Je me signe quand j’entre dans une église, je me déchausse quand je foule le sol d’une mosquée et je me couvre la tête quand je pénètre dans une synagogue. Puisque je ne crois pas en dieu, je ne le fais ni par crainte de sa colère, ni par espérance de sa reconnaissance, non, je ne le fais pas comme un croyant mais simplement parce qu’il ne me viendrait pas à l’esprit de faire autrement… Je le fais sans doute parce qu’on m’a appris à faire ainsi, comme on m’a appris à me lever pour saluer quelqu’un, à ne jamais poser le pain à l’envers sur la table ou à manger du poisson le vendredi. Il y a dans nos rites sociaux ou religieux, bien plus de nos familles que de nos bibles. Peu importe puisque l’essentiel du rite réside dans le lien continu qu’il tisse, dans le temps et dans l’espace, entre nous tous. Rompre le rite, c’est rompre le lien.

===============

* _Consigne écrite 1_: D'après la page, où réside l'essentiel du rite ?
Le texte et les enregistrements forment deux ensembles indépendants.

===============

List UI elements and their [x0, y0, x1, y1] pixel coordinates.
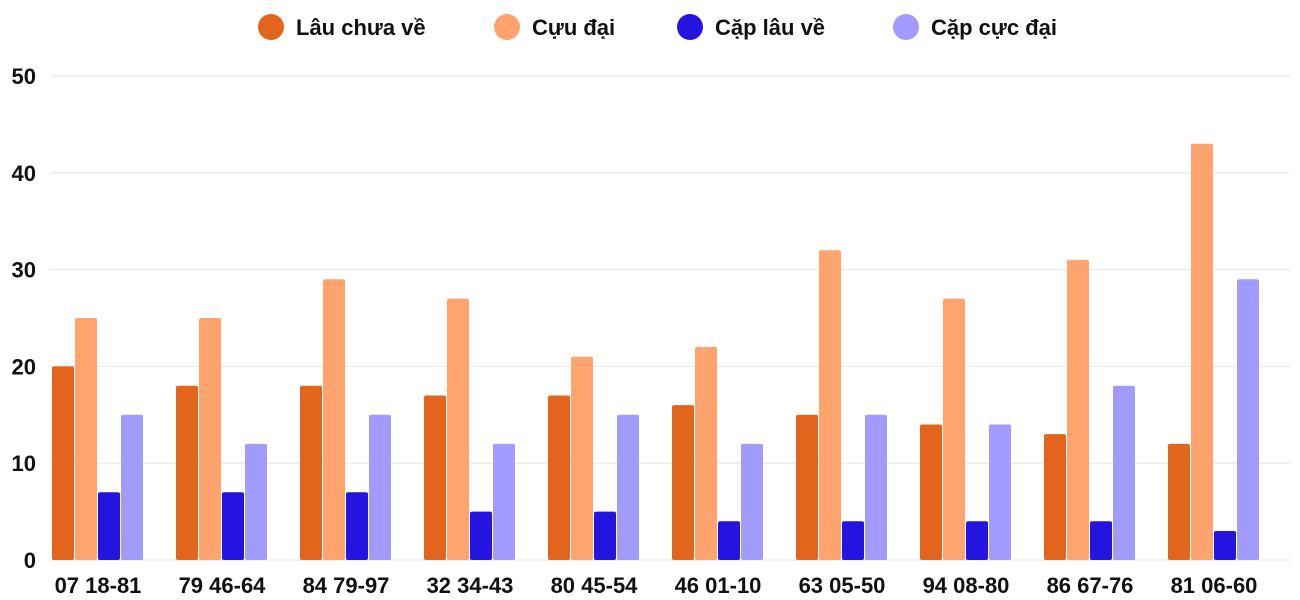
- bar-series-0-cat-5: [672, 405, 694, 560]
- legend-marker-3: [893, 14, 919, 40]
- bar-series-0-cat-7: [920, 424, 942, 560]
- bar-series-1-cat-2: [323, 279, 345, 560]
- bar-series-1-cat-1: [199, 318, 221, 560]
- x-tick-label: 80 45-54: [551, 573, 639, 598]
- bars: [52, 143, 1259, 561]
- bar-series-1-cat-7: [943, 298, 965, 560]
- bar-series-2-cat-5: [718, 521, 740, 560]
- bar-series-2-cat-6: [842, 521, 864, 560]
- y-tick-label: 50: [12, 64, 36, 89]
- bar-series-2-cat-4: [594, 511, 616, 560]
- bar-series-3-cat-9: [1237, 279, 1259, 560]
- bar-series-0-cat-4: [548, 395, 570, 560]
- bar-series-3-cat-0: [121, 414, 143, 560]
- bar-series-0-cat-2: [300, 385, 322, 560]
- legend-marker-1: [494, 14, 520, 40]
- y-tick-label: 0: [24, 548, 36, 573]
- bar-series-2-cat-1: [222, 492, 244, 560]
- legend-marker-2: [677, 14, 703, 40]
- bar-series-2-cat-9: [1214, 530, 1236, 560]
- x-tick-label: 86 67-76: [1047, 573, 1134, 598]
- y-tick-label: 30: [12, 258, 36, 283]
- bar-series-3-cat-8: [1113, 385, 1135, 560]
- bar-series-2-cat-2: [346, 492, 368, 560]
- bar-series-0-cat-8: [1044, 434, 1066, 560]
- x-tick-label: 84 79-97: [303, 573, 390, 598]
- bar-series-3-cat-3: [493, 443, 515, 560]
- legend-label-3: Cặp cực đại: [931, 15, 1057, 40]
- legend-label-1: Cựu đại: [532, 15, 615, 40]
- bar-series-0-cat-3: [424, 395, 446, 560]
- bar-series-1-cat-6: [819, 250, 841, 561]
- bar-series-0-cat-1: [176, 385, 198, 560]
- bar-series-2-cat-8: [1090, 521, 1112, 560]
- bar-series-2-cat-0: [98, 492, 120, 560]
- y-tick-label: 40: [12, 161, 36, 186]
- x-tick-label: 07 18-81: [55, 573, 142, 598]
- bar-series-1-cat-8: [1067, 259, 1089, 560]
- bar-series-2-cat-3: [470, 511, 492, 560]
- bar-series-1-cat-0: [75, 318, 97, 560]
- bar-series-0-cat-0: [52, 366, 74, 560]
- bar-series-2-cat-7: [966, 521, 988, 560]
- legend-marker-0: [258, 14, 284, 40]
- x-tick-label: 63 05-50: [799, 573, 886, 598]
- legend-label-0: Lâu chưa về: [296, 15, 426, 40]
- bar-series-0-cat-6: [796, 414, 818, 560]
- bar-series-1-cat-9: [1191, 143, 1213, 560]
- x-tick-label: 81 06-60: [1171, 573, 1258, 598]
- x-tick-label: 46 01-10: [675, 573, 762, 598]
- bar-series-0-cat-9: [1168, 443, 1190, 560]
- bar-series-3-cat-4: [617, 414, 639, 560]
- grid-layer: [50, 75, 1290, 561]
- legend-label-2: Cặp lâu về: [715, 15, 825, 40]
- legend: Lâu chưa về Cựu đại Cặp lâu về Cặp cực đại: [258, 14, 1057, 40]
- bar-series-3-cat-2: [369, 414, 391, 560]
- bar-series-3-cat-5: [741, 443, 763, 560]
- x-tick-label: 79 46-64: [179, 573, 267, 598]
- x-tick-label: 32 34-43: [427, 573, 514, 598]
- bar-series-3-cat-6: [865, 414, 887, 560]
- bar-series-1-cat-4: [571, 356, 593, 560]
- x-tick-label: 94 08-80: [923, 573, 1010, 598]
- y-tick-label: 10: [12, 451, 36, 476]
- y-axis-ticks: 0 10 20 30 40 50: [12, 64, 36, 573]
- bar-series-3-cat-7: [989, 424, 1011, 560]
- x-axis-ticks: 07 18-81 79 46-64 84 79-97 32 34-43 80 45-54…: [55, 573, 1258, 598]
- bar-series-1-cat-5: [695, 347, 717, 560]
- bar-series-3-cat-1: [245, 443, 267, 560]
- y-tick-label: 20: [12, 354, 36, 379]
- bar-series-1-cat-3: [447, 298, 469, 560]
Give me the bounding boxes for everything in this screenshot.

===============

* _Consigne écrite 2_: Dans les enregistrements, reprenez les lignes allant de celle qui contient "- bar-series-0-cat-5: [672, 405, 694, 560]" à celle qui contient "- y-tick-label: 0: [24, 548, 36, 573]" en remplaçant "legend-marker" par "legend-icon", sans rien modifier d'autre, et ne donnez que ces lignes.

* _Résultat 1_: Dans le lien continu qu'il tisse, dans le temps et dans l'espace, entre nous tous.

* _Résultat 2_:
- bar-series-0-cat-5: [672, 405, 694, 560]
- legend-icon-3: [893, 14, 919, 40]
- bar-series-0-cat-7: [920, 424, 942, 560]
- bar-series-1-cat-2: [323, 279, 345, 560]
- bar-series-1-cat-1: [199, 318, 221, 560]
- x-tick-label: 80 45-54: [551, 573, 639, 598]
- bars: [52, 143, 1259, 561]
- bar-series-1-cat-7: [943, 298, 965, 560]
- bar-series-2-cat-5: [718, 521, 740, 560]
- bar-series-2-cat-6: [842, 521, 864, 560]
- y-tick-label: 50: [12, 64, 36, 89]
- bar-series-2-cat-4: [594, 511, 616, 560]
- bar-series-3-cat-9: [1237, 279, 1259, 560]
- bar-series-0-cat-4: [548, 395, 570, 560]
- bar-series-3-cat-0: [121, 414, 143, 560]
- bar-series-0-cat-2: [300, 385, 322, 560]
- legend-icon-1: [494, 14, 520, 40]
- y-tick-label: 0: [24, 548, 36, 573]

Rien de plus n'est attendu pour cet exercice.